## Written problem
Read the lines that follow and pick out every one containing the word "Layer".

#####

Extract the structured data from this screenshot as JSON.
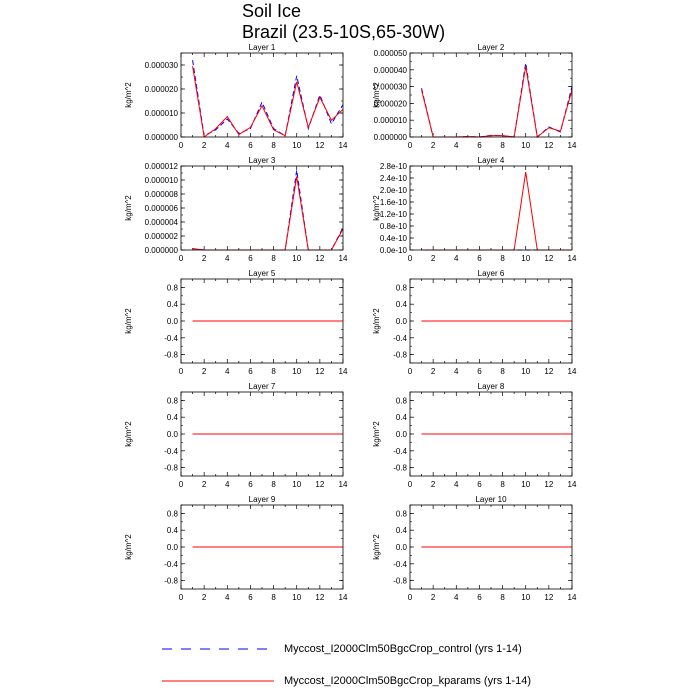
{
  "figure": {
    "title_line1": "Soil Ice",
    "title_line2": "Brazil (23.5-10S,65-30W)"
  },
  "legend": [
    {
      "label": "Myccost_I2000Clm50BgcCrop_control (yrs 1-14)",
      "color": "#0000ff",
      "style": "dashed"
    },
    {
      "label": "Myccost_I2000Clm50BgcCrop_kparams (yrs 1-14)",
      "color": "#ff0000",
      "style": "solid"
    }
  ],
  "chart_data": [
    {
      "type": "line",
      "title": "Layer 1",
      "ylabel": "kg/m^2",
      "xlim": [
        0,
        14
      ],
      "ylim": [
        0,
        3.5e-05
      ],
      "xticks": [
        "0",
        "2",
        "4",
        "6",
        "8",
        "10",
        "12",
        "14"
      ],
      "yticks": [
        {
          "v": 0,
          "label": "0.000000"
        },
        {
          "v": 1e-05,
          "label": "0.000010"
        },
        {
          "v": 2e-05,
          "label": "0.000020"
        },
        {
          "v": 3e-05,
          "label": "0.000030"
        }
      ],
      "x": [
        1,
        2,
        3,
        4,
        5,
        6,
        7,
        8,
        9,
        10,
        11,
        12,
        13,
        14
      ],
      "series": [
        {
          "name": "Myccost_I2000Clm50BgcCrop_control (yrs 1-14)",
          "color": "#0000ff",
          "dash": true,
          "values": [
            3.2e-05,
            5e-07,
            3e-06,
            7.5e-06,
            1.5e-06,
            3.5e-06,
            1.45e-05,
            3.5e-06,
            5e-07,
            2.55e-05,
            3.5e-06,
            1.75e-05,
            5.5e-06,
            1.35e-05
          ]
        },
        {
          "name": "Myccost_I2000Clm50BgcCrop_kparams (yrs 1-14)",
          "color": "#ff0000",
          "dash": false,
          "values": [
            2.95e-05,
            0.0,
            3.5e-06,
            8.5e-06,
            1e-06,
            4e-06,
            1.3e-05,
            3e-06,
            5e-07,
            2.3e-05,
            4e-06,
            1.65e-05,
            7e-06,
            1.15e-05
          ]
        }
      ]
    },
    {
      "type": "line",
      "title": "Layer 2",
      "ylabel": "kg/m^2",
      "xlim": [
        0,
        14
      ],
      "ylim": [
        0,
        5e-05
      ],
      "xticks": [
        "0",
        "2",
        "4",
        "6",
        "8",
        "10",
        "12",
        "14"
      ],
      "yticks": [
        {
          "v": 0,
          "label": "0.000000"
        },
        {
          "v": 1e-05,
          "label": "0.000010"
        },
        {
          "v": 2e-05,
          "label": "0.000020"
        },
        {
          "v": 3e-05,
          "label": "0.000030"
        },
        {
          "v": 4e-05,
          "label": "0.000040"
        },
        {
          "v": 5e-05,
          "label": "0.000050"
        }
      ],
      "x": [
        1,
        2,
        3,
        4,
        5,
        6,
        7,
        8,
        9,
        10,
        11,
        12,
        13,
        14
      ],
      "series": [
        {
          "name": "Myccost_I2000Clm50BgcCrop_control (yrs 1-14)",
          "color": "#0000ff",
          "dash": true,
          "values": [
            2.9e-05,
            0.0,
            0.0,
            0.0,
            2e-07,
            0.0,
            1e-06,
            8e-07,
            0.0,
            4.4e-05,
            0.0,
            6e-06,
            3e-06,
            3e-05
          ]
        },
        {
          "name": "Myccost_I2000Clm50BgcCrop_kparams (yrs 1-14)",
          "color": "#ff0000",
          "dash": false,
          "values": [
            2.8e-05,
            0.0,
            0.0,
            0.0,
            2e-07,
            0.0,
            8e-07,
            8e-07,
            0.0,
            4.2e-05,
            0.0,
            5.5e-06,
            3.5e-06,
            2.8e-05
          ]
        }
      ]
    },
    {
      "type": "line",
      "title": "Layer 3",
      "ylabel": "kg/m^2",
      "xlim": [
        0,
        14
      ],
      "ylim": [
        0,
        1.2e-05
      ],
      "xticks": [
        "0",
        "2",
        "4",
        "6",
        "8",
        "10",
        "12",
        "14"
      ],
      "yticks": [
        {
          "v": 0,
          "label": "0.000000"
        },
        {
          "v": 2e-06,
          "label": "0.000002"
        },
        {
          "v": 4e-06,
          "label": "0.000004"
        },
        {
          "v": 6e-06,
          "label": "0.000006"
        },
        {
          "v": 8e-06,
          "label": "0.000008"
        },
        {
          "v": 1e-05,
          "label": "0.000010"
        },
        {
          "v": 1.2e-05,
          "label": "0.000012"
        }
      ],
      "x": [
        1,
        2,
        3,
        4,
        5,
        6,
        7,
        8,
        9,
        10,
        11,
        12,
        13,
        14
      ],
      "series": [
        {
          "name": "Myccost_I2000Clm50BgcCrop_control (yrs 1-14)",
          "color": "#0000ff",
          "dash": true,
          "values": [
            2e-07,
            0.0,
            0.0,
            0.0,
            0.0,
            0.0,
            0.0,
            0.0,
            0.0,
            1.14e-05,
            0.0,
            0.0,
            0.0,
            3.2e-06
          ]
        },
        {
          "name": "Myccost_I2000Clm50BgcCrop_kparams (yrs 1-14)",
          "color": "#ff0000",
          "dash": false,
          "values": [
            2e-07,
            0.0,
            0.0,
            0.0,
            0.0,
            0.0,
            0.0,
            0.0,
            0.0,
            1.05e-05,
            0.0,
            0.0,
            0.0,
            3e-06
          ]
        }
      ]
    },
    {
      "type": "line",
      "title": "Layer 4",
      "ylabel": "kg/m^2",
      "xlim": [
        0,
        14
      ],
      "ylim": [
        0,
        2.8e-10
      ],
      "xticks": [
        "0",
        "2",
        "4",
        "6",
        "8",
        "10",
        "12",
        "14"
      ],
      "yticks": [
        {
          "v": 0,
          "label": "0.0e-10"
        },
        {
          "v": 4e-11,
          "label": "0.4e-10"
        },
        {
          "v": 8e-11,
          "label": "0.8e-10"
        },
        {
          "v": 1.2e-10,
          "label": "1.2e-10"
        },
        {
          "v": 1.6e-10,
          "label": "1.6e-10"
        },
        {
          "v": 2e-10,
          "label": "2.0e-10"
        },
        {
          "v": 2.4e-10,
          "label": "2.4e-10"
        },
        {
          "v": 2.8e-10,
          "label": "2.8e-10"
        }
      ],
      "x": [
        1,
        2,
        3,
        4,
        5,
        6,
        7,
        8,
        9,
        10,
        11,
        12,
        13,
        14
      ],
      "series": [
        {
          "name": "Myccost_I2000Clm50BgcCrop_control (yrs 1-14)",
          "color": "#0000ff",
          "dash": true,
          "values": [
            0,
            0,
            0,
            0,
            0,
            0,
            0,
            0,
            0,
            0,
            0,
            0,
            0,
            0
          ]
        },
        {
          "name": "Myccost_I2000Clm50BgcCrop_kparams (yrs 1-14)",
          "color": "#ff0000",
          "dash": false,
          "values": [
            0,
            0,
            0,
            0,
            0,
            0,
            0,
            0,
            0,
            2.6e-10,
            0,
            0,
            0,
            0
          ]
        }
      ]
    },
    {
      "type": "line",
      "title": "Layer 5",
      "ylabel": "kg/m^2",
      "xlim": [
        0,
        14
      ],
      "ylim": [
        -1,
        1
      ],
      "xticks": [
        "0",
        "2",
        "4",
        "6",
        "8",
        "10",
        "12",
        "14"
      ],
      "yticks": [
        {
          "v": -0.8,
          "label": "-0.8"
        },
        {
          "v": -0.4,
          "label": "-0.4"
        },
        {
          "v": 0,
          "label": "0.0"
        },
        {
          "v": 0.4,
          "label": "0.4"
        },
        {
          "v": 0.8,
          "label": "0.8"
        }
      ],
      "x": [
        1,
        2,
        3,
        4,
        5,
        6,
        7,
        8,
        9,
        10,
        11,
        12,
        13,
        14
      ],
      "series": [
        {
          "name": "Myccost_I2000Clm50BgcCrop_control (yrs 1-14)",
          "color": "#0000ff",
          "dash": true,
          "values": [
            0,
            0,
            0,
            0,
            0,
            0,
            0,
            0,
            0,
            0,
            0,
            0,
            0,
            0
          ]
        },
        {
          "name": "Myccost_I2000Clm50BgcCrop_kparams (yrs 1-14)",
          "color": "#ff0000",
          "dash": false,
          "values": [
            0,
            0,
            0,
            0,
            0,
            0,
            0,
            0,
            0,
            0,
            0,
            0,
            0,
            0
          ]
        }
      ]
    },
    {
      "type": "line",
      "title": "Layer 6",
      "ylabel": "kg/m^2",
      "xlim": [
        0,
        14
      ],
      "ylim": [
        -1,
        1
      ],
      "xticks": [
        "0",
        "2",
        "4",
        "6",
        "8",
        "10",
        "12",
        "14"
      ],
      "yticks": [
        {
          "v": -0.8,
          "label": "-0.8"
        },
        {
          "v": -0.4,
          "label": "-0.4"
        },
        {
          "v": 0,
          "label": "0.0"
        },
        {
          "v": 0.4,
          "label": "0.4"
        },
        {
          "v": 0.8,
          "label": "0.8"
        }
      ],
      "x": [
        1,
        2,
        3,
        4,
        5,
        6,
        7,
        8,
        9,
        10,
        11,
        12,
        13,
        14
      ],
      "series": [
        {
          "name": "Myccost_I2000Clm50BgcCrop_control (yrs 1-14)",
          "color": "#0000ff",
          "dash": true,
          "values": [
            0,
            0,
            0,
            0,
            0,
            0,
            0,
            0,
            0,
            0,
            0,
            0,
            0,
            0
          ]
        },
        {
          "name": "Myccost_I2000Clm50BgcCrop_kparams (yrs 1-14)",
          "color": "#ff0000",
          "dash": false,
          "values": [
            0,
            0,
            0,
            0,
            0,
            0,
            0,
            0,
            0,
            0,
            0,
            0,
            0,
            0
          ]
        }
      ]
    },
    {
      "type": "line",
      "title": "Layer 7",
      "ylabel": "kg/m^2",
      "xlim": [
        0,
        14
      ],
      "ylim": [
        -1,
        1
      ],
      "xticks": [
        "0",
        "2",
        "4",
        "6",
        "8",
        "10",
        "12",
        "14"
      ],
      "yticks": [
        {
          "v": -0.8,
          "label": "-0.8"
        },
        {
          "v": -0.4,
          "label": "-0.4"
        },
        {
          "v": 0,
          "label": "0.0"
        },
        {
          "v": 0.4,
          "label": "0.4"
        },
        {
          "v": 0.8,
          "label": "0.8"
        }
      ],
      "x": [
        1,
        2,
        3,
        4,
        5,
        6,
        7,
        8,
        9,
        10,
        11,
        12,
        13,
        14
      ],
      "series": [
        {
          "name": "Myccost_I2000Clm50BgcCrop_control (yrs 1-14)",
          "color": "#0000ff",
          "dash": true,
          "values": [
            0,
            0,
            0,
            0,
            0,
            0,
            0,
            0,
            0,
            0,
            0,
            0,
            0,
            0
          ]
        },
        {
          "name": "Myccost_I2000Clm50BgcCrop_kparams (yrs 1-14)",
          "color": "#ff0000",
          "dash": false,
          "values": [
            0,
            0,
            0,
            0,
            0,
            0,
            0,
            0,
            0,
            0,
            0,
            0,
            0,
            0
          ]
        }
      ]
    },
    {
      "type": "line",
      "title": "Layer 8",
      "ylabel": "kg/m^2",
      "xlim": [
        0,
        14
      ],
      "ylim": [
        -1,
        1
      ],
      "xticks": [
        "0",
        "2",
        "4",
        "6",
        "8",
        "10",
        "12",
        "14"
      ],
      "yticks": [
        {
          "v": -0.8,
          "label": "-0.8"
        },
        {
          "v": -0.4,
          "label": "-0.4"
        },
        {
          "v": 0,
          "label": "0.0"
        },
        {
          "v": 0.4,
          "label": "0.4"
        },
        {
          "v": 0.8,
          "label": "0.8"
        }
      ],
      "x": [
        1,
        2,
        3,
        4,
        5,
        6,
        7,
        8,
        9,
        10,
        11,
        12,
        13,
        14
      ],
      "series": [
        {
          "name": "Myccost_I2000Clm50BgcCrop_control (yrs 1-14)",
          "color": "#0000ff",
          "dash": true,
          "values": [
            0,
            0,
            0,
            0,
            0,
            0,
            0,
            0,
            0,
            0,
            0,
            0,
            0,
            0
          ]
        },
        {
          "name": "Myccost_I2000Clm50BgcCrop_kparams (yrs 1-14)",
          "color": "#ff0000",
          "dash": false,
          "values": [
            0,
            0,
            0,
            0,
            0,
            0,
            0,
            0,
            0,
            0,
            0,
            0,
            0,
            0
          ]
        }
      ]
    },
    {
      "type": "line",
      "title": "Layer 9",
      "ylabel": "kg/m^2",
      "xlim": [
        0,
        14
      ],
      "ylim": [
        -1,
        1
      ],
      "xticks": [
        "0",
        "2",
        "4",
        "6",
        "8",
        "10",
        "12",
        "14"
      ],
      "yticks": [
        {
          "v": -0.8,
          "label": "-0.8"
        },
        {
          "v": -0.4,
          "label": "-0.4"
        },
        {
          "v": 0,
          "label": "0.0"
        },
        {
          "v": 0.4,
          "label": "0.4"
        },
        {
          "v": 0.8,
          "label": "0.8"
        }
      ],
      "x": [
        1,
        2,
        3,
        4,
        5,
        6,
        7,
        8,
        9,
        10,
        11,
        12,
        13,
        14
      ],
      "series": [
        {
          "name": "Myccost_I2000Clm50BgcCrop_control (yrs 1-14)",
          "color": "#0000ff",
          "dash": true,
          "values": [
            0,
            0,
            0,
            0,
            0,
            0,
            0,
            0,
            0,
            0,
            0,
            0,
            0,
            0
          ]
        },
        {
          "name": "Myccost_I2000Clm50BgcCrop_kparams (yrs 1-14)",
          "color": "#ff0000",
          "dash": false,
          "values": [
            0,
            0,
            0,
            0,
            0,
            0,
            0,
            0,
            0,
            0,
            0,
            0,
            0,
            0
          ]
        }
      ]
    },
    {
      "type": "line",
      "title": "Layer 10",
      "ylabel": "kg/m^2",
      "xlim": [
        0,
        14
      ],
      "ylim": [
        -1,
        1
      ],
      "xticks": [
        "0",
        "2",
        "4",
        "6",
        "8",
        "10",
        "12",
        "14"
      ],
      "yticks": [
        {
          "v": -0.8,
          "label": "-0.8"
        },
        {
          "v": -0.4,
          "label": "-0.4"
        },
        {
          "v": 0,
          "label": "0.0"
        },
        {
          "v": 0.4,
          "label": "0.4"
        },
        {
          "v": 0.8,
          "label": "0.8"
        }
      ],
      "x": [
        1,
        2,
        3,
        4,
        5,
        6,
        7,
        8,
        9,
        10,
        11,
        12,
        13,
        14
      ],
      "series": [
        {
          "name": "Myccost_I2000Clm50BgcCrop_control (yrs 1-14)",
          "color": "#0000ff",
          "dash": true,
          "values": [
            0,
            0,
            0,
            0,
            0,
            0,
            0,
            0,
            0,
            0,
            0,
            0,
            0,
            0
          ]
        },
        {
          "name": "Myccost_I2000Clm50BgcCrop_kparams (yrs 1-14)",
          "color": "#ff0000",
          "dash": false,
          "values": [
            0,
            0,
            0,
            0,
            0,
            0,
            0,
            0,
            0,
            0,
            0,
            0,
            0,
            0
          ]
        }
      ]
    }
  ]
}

#####

## Answer to the exercise
      "title": "Layer 1",
      "title": "Layer 2",
      "title": "Layer 3",
      "title": "Layer 4",
      "title": "Layer 5",
      "title": "Layer 6",
      "title": "Layer 7",
      "title": "Layer 8",
      "title": "Layer 9",
      "title": "Layer 10",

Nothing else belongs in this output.